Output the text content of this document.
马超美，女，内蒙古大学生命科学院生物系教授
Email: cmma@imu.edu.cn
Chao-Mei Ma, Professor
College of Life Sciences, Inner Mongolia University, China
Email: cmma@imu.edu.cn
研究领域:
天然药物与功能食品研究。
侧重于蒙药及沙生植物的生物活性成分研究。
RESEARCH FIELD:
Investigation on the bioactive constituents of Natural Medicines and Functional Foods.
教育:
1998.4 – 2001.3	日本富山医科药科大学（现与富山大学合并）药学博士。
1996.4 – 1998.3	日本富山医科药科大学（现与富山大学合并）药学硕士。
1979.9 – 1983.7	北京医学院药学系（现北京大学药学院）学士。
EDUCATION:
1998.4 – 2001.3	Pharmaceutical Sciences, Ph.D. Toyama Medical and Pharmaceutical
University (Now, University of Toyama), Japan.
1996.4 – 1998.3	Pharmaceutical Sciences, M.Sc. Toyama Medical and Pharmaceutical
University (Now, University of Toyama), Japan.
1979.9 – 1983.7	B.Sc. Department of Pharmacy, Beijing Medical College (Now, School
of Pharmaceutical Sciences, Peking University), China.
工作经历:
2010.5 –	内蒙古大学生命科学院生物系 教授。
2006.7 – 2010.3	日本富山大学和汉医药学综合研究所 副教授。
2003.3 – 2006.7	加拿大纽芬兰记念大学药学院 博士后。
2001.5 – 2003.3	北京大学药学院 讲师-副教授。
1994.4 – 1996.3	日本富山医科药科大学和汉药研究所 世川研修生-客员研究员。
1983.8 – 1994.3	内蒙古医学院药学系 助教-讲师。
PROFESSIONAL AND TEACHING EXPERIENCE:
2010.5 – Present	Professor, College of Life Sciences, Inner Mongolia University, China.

##############################

Give an exact repetition of all the material.

→ **EXPECTED OUTPUT**
Output the text content of this document.
马超美，女，内蒙古大学生命科学院生物系教授
Email: cmma@imu.edu.cn
Chao-Mei Ma, Professor
College of Life Sciences, Inner Mongolia University, China
Email: cmma@imu.edu.cn
研究领域:
天然药物与功能食品研究。
侧重于蒙药及沙生植物的生物活性成分研究。
RESEARCH FIELD:
Investigation on the bioactive constituents of Natural Medicines and Functional Foods.
教育:
1998.4 – 2001.3	日本富山医科药科大学（现与富山大学合并）药学博士。
1996.4 – 1998.3	日本富山医科药科大学（现与富山大学合并）药学硕士。
1979.9 – 1983.7	北京医学院药学系（现北京大学药学院）学士。
EDUCATION:
1998.4 – 2001.3	Pharmaceutical Sciences, Ph.D. Toyama Medical and Pharmaceutical
University (Now, University of Toyama), Japan.
1996.4 – 1998.3	Pharmaceutical Sciences, M.Sc. Toyama Medical and Pharmaceutical
University (Now, University of Toyama), Japan.
1979.9 – 1983.7	B.Sc. Department of Pharmacy, Beijing Medical College (Now, School
of Pharmaceutical Sciences, Peking University), China.
工作经历:
2010.5 –	内蒙古大学生命科学院生物系 教授。
2006.7 – 2010.3	日本富山大学和汉医药学综合研究所 副教授。
2003.3 – 2006.7	加拿大纽芬兰记念大学药学院 博士后。
2001.5 – 2003.3	北京大学药学院 讲师-副教授。
1994.4 – 1996.3	日本富山医科药科大学和汉药研究所 世川研修生-客员研究员。
1983.8 – 1994.3	内蒙古医学院药学系 助教-讲师。
PROFESSIONAL AND TEACHING EXPERIENCE:
2010.5 – Present	Professor, College of Life Sciences, Inner Mongolia University, China.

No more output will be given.